• **Your objective**: Every entry below should be printed exactly, without its images.

* Start Dataset entries *

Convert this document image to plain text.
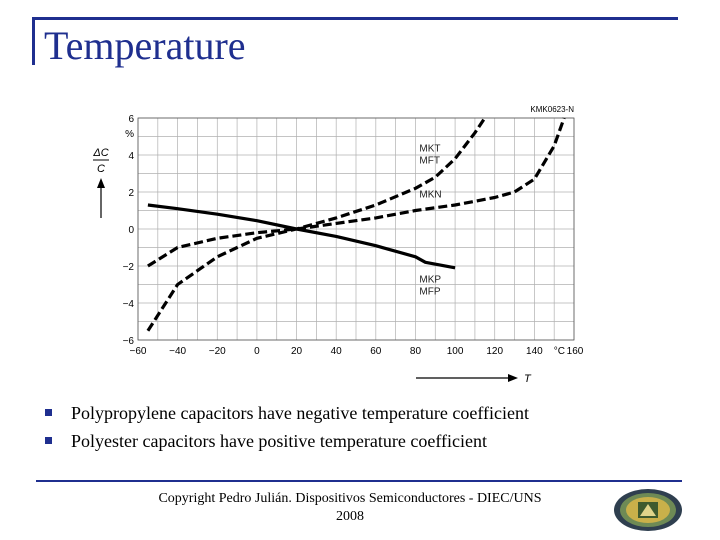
Temperature
−60 −40 −20	0	20	40	60	80	100 120 140 °C 160
−6
−4
−2
0
2
4
6
%
ΔC
C
T
KMK0623-N
MKT
MFT
MKN
MKP
MFP
Polypropylene capacitors have negative temperature coefficient
Polyester capacitors have positive temperature coefficient
Copyright Pedro Julián. Dispositivos Semiconductores - DIEC/UNS
2008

* End Dataset entries *

• **Solved problem**:
Convert this document image to plain text.
Temperature
−60 −40 −20	0	20	40	60	80	100 120 140 °C 160
−6
−4
−2
0
2
4
6
%
ΔC
C
T
KMK0623-N
MKT
MFT
MKN
MKP
MFP
Polypropylene capacitors have negative temperature coefficient
Polyester capacitors have positive temperature coefficient
Copyright Pedro Julián. Dispositivos Semiconductores - DIEC/UNS
2008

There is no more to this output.